■ AIM OF THE EXERCISE: Look through the data below for the string "capaz", and copy every line where it turns up.

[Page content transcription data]
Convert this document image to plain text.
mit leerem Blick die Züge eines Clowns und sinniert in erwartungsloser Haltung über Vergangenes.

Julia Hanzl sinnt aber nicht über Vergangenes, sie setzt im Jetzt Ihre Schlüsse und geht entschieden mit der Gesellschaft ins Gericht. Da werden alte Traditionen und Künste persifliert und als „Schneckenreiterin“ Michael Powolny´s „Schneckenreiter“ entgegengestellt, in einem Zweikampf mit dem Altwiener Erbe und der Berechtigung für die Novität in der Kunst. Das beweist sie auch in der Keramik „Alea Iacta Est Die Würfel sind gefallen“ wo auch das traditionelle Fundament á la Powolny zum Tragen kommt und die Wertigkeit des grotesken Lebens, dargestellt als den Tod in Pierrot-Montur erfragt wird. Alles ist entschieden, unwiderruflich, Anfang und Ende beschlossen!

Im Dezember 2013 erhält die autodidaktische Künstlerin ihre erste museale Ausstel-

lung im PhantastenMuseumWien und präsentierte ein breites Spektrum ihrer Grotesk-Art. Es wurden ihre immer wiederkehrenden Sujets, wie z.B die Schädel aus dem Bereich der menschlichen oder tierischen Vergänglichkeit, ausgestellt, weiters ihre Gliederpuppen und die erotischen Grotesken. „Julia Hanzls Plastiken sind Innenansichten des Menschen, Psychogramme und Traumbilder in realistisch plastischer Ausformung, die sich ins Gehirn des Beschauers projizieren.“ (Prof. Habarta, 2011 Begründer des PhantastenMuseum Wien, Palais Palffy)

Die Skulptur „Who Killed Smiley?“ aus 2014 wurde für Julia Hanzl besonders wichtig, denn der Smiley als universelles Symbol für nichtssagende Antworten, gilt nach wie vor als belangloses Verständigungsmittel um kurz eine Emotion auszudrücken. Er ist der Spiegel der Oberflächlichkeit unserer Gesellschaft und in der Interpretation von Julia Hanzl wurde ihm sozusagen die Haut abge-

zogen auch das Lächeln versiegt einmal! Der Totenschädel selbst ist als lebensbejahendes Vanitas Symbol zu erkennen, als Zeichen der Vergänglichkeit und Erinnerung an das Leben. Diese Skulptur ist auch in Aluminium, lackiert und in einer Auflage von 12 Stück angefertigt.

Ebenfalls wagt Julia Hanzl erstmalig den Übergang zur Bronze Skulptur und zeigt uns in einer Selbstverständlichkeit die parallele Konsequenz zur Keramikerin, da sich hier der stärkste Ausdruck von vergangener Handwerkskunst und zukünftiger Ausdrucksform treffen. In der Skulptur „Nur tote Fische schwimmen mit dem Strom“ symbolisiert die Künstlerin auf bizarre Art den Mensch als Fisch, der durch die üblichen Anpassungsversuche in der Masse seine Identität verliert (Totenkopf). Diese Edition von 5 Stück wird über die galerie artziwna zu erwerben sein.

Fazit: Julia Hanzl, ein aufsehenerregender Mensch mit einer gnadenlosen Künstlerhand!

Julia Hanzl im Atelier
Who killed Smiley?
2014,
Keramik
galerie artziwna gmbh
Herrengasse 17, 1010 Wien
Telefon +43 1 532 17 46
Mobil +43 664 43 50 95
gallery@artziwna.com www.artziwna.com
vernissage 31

...

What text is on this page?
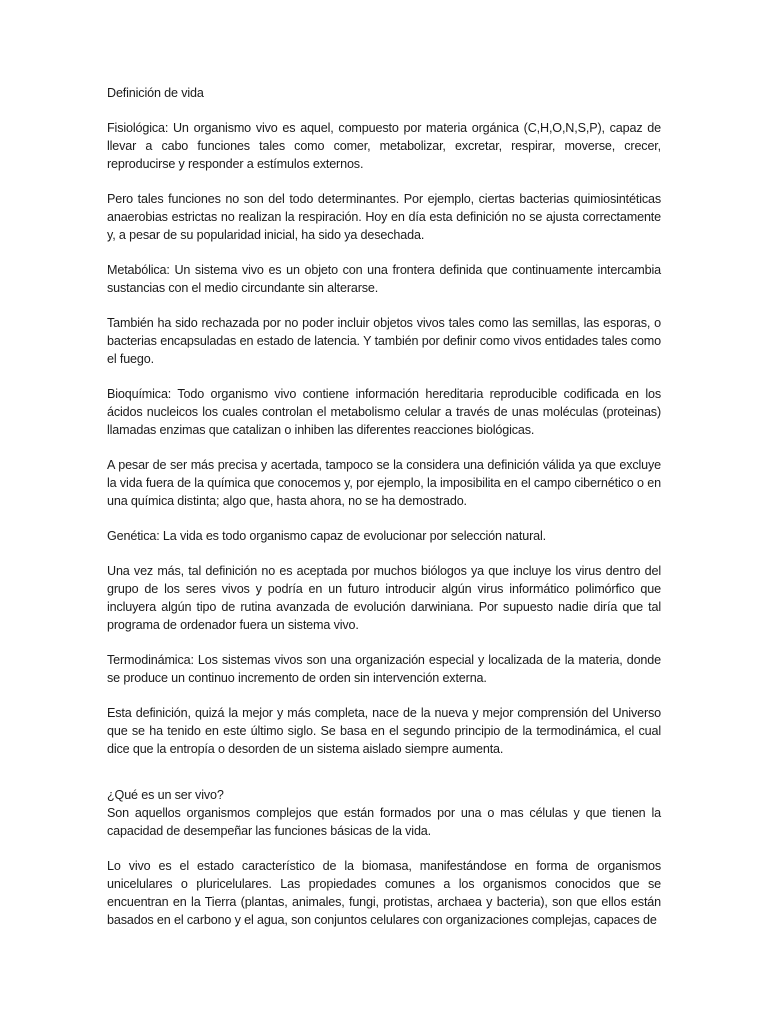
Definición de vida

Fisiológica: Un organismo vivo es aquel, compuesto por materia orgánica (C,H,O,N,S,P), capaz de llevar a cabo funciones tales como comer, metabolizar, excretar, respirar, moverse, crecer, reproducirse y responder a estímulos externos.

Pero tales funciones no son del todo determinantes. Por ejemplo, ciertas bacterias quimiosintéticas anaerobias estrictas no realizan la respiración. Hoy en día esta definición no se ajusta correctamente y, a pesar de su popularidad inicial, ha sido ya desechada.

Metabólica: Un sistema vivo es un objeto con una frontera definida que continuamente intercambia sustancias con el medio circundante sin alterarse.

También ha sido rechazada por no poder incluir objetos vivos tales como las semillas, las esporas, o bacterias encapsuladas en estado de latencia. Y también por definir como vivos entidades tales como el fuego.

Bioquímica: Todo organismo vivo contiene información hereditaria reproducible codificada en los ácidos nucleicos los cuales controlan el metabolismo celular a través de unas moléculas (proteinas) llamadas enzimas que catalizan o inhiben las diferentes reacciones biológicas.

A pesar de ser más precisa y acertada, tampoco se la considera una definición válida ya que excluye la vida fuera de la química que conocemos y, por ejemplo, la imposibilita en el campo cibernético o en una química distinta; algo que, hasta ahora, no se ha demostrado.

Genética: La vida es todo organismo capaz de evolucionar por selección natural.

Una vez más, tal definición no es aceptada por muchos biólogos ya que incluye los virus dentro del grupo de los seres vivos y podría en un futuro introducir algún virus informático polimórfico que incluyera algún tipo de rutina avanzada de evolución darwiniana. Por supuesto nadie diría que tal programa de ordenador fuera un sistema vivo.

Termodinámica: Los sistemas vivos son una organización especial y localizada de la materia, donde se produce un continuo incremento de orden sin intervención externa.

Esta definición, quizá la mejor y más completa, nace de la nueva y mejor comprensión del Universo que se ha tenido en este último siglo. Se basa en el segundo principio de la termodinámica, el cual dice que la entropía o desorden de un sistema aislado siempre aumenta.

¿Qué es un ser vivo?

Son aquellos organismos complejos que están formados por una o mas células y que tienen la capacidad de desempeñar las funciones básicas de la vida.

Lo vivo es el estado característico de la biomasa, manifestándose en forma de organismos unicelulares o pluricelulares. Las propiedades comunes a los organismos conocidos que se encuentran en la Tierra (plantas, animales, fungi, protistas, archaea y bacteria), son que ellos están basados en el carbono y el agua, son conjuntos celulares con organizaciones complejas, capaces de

■ EXERCISE RESPONSE:
Fisiológica: Un organismo vivo es aquel, compuesto por materia orgánica (C,H,O,N,S,P), capaz de llevar a cabo funciones tales como comer, metabolizar, excretar, respirar, moverse, crecer, reproducirse y responder a estímulos externos.
Genética: La vida es todo organismo capaz de evolucionar por selección natural.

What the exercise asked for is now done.